• [Problem details]
Gather up every line that includes the string "循规蹈矩".

==========

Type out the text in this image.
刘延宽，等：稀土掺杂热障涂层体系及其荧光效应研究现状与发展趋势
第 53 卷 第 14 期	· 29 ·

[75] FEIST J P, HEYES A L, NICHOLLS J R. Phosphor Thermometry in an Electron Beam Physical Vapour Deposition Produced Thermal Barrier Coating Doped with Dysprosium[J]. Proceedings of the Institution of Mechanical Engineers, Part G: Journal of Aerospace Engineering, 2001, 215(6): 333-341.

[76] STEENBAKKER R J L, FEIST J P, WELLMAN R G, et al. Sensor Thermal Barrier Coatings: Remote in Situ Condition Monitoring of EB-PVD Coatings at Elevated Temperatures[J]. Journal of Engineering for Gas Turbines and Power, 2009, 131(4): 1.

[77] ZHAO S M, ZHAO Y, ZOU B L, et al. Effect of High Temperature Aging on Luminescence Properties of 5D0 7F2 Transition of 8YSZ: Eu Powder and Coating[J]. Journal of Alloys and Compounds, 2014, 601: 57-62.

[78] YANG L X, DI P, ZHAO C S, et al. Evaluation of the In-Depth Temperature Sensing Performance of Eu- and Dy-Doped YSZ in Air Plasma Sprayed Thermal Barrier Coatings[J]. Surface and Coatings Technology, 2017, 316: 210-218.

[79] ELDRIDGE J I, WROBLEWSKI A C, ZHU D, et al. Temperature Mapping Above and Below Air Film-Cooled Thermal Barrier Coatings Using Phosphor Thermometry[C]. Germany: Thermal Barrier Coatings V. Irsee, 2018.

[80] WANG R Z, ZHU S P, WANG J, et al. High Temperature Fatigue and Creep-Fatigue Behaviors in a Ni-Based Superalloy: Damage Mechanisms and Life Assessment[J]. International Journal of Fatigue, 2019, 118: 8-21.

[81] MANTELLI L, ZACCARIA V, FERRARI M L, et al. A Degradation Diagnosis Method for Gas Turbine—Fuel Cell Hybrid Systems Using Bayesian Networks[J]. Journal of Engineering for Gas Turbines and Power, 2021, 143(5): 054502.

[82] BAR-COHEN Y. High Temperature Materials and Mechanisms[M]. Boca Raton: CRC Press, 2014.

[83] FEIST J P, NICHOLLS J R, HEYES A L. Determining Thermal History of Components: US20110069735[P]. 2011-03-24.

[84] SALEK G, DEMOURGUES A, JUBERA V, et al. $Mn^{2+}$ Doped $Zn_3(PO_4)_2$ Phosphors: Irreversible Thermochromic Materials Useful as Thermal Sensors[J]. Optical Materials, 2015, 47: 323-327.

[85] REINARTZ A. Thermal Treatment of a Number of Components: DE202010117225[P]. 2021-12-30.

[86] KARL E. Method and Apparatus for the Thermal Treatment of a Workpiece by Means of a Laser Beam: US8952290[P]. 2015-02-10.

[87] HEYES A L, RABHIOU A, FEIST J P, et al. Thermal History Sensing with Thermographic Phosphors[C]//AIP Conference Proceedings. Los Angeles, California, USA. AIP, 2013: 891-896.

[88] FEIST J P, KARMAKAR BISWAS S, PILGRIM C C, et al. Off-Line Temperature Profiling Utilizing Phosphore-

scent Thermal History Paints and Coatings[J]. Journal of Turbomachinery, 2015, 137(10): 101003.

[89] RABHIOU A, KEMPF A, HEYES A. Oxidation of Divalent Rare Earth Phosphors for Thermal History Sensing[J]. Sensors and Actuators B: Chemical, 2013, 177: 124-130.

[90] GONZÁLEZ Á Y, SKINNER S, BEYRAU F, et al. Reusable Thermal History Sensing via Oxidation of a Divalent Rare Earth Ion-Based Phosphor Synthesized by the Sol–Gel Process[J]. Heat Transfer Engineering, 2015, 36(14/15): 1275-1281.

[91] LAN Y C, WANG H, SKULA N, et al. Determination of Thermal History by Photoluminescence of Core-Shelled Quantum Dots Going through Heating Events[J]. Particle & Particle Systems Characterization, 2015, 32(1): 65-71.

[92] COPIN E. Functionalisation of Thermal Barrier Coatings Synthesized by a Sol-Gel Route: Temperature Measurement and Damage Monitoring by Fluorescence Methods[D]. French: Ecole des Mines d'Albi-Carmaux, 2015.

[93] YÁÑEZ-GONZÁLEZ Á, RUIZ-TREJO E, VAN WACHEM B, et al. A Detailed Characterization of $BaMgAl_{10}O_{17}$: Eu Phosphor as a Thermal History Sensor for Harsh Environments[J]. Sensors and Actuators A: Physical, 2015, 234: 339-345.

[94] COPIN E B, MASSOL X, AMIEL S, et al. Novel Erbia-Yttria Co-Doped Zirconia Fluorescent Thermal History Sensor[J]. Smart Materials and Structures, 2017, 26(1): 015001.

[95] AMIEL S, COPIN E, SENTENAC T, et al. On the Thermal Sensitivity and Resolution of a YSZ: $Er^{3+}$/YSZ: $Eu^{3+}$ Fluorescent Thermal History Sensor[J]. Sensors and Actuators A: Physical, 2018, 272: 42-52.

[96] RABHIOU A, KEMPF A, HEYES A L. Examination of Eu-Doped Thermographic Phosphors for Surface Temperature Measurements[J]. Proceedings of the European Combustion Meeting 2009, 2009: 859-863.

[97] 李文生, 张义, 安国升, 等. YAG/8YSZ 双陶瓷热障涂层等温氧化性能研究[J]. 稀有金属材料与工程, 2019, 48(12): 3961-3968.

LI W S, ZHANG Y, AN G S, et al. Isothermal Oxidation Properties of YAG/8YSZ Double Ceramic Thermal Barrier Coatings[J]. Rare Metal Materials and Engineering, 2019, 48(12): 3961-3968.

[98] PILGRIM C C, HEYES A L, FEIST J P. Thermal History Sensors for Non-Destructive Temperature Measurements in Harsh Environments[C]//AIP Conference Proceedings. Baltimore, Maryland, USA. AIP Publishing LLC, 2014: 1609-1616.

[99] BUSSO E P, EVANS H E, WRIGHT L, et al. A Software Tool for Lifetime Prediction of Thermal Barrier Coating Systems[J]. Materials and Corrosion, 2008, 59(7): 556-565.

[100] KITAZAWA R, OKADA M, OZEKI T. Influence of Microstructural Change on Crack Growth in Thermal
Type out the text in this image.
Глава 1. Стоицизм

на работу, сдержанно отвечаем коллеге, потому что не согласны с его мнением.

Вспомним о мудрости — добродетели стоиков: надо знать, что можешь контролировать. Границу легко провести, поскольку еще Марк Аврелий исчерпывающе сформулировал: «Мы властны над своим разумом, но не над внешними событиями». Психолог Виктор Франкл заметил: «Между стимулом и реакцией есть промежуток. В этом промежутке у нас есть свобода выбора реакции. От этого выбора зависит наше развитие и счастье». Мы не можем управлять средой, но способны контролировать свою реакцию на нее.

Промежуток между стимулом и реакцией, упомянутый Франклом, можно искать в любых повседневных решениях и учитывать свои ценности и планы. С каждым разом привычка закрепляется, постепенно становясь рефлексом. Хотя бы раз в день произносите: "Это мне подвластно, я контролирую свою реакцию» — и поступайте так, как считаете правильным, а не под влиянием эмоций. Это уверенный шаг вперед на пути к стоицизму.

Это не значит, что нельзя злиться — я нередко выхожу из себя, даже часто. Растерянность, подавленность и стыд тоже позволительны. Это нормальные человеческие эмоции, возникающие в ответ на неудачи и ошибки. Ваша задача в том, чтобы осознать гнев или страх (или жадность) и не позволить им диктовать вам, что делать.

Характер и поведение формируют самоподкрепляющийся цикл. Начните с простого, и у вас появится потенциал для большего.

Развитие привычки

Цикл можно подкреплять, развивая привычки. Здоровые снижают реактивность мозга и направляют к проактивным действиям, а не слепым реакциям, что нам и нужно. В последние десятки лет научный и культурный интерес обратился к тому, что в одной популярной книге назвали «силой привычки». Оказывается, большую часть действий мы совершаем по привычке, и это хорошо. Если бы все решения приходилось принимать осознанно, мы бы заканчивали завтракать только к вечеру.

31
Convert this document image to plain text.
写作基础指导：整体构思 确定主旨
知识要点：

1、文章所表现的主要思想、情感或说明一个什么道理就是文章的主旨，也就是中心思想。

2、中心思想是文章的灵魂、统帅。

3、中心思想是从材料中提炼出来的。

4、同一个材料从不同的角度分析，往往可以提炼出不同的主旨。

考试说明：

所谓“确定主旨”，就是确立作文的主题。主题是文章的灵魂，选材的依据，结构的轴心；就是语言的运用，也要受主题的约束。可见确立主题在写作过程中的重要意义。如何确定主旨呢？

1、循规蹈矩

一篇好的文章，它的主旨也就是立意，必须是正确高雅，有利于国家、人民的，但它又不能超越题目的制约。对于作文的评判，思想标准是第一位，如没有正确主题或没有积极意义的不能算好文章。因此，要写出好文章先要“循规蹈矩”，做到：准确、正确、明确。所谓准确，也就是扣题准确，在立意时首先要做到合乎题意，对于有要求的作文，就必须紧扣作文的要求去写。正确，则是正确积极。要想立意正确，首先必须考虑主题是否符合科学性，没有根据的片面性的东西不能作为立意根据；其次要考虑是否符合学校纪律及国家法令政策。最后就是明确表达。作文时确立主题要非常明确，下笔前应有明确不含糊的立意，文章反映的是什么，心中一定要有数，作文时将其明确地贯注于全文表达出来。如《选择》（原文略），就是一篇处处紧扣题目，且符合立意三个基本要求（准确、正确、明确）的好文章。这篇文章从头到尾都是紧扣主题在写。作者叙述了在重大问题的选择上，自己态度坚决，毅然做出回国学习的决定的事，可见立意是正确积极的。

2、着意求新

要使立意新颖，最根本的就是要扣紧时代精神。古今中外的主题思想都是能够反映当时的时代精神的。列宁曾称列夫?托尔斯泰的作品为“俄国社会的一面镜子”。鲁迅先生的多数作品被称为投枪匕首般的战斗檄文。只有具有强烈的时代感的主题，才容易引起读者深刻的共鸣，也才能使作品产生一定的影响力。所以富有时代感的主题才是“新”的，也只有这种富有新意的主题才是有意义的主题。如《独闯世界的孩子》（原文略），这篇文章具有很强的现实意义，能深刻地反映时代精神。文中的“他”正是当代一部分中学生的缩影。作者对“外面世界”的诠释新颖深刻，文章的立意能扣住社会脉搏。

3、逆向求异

==========

• [Output for this task]
1、循规蹈矩
一篇好的文章，它的主旨也就是立意，必须是正确高雅，有利于国家、人民的，但它又不能超越题目的制约。对于作文的评判，思想标准是第一位，如没有正确主题或没有积极意义的不能算好文章。因此，要写出好文章先要“循规蹈矩”，做到：准确、正确、明确。所谓准确，也就是扣题准确，在立意时首先要做到合乎题意，对于有要求的作文，就必须紧扣作文的要求去写。正确，则是正确积极。要想立意正确，首先必须考虑主题是否符合科学性，没有根据的片面性的东西不能作为立意根据；其次要考虑是否符合学校纪律及国家法令政策。最后就是明确表达。作文时确立主题要非常明确，下笔前应有明确不含糊的立意，文章反映的是什么，心中一定要有数，作文时将其明确地贯注于全文表达出来。如《选择》（原文略），就是一篇处处紧扣题目，且符合立意三个基本要求（准确、正确、明确）的好文章。这篇文章从头到尾都是紧扣主题在写。作者叙述了在重大问题的选择上，自己态度坚决，毅然做出回国学习的决定的事，可见立意是正确积极的。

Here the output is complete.